* [Instruction]
In your copy, include every line of the listing below exactly but none of the pictures.

* [Provided data]
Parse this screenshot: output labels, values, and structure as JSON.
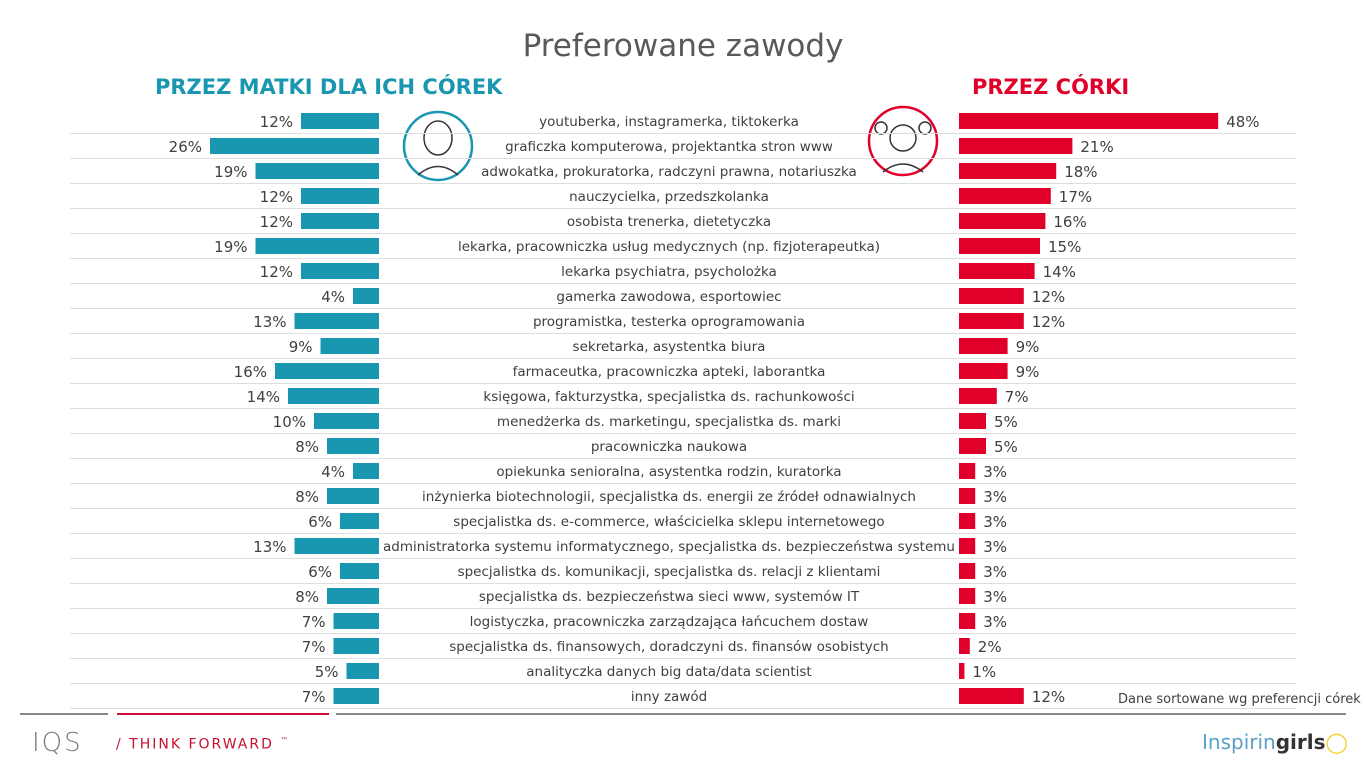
{
  "chart_data": {
    "type": "bar",
    "title": "Preferowane zawody",
    "left_series": {
      "name": "PRZEZ MATKI DLA ICH CÓREK",
      "color": "#1a97b0"
    },
    "right_series": {
      "name": "PRZEZ CÓRKI",
      "color": "#e0002a"
    },
    "note": "Dane sortowane wg preferencji córek",
    "categories": [
      "youtuberka, instagramerka, tiktokerka",
      "graficzka komputerowa, projektantka stron www",
      "adwokatka, prokuratorka, radczyni prawna, notariuszka",
      "nauczycielka, przedszkolanka",
      "osobista trenerka, dietetyczka",
      "lekarka, pracowniczka usług medycznych (np. fizjoterapeutka)",
      "lekarka psychiatra, psycholożka",
      "gamerka zawodowa, esportowiec",
      "programistka, testerka oprogramowania",
      "sekretarka, asystentka biura",
      "farmaceutka, pracowniczka apteki, laborantka",
      "księgowa, fakturzystka, specjalistka ds. rachunkowości",
      "menedżerka ds. marketingu, specjalistka ds. marki",
      "pracowniczka naukowa",
      "opiekunka senioralna, asystentka rodzin, kuratorka",
      "inżynierka biotechnologii, specjalistka ds. energii ze źródeł odnawialnych",
      "specjalistka ds. e-commerce, właścicielka sklepu internetowego",
      "administratorka systemu informatycznego, specjalistka ds. bezpieczeństwa systemu",
      "specjalistka ds. komunikacji, specjalistka ds. relacji z klientami",
      "specjalistka ds. bezpieczeństwa sieci www, systemów IT",
      "logistyczka, pracowniczka zarządzająca łańcuchem dostaw",
      "specjalistka ds. finansowych, doradczyni ds. finansów osobistych",
      "analityczka danych big data/data scientist",
      "inny zawód"
    ],
    "mothers": [
      12,
      26,
      19,
      12,
      12,
      19,
      12,
      4,
      13,
      9,
      16,
      14,
      10,
      8,
      4,
      8,
      6,
      13,
      6,
      8,
      7,
      7,
      5,
      7
    ],
    "daughters": [
      48,
      21,
      18,
      17,
      16,
      15,
      14,
      12,
      12,
      9,
      9,
      7,
      5,
      5,
      3,
      3,
      3,
      3,
      3,
      3,
      3,
      2,
      1,
      12
    ],
    "unit": "%"
  },
  "footer": {
    "logo": "IQS",
    "tagline": "THINK FORWARD",
    "tm": "™",
    "brand_light": "Inspirin",
    "brand_bold": "girls"
  }
}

* [Solution below]
Parse this screenshot: output labels, values, and structure as JSON.
{
  "chart_data": {
    "type": "bar",
    "title": "Preferowane zawody",
    "left_series": {
      "name": "PRZEZ MATKI DLA ICH CÓREK",
      "color": "#1a97b0"
    },
    "right_series": {
      "name": "PRZEZ CÓRKI",
      "color": "#e0002a"
    },
    "note": "Dane sortowane wg preferencji córek",
    "categories": [
      "youtuberka, instagramerka, tiktokerka",
      "graficzka komputerowa, projektantka stron www",
      "adwokatka, prokuratorka, radczyni prawna, notariuszka",
      "nauczycielka, przedszkolanka",
      "osobista trenerka, dietetyczka",
      "lekarka, pracowniczka usług medycznych (np. fizjoterapeutka)",
      "lekarka psychiatra, psycholożka",
      "gamerka zawodowa, esportowiec",
      "programistka, testerka oprogramowania",
      "sekretarka, asystentka biura",
      "farmaceutka, pracowniczka apteki, laborantka",
      "księgowa, fakturzystka, specjalistka ds. rachunkowości",
      "menedżerka ds. marketingu, specjalistka ds. marki",
      "pracowniczka naukowa",
      "opiekunka senioralna, asystentka rodzin, kuratorka",
      "inżynierka biotechnologii, specjalistka ds. energii ze źródeł odnawialnych",
      "specjalistka ds. e-commerce, właścicielka sklepu internetowego",
      "administratorka systemu informatycznego, specjalistka ds. bezpieczeństwa systemu",
      "specjalistka ds. komunikacji, specjalistka ds. relacji z klientami",
      "specjalistka ds. bezpieczeństwa sieci www, systemów IT",
      "logistyczka, pracowniczka zarządzająca łańcuchem dostaw",
      "specjalistka ds. finansowych, doradczyni ds. finansów osobistych",
      "analityczka danych big data/data scientist",
      "inny zawód"
    ],
    "mothers": [
      12,
      26,
      19,
      12,
      12,
      19,
      12,
      4,
      13,
      9,
      16,
      14,
      10,
      8,
      4,
      8,
      6,
      13,
      6,
      8,
      7,
      7,
      5,
      7
    ],
    "daughters": [
      48,
      21,
      18,
      17,
      16,
      15,
      14,
      12,
      12,
      9,
      9,
      7,
      5,
      5,
      3,
      3,
      3,
      3,
      3,
      3,
      3,
      2,
      1,
      12
    ],
    "unit": "%"
  },
  "footer": {
    "logo": "IQS",
    "tagline": "THINK FORWARD",
    "tm": "™",
    "brand_light": "Inspirin",
    "brand_bold": "girls"
  }
}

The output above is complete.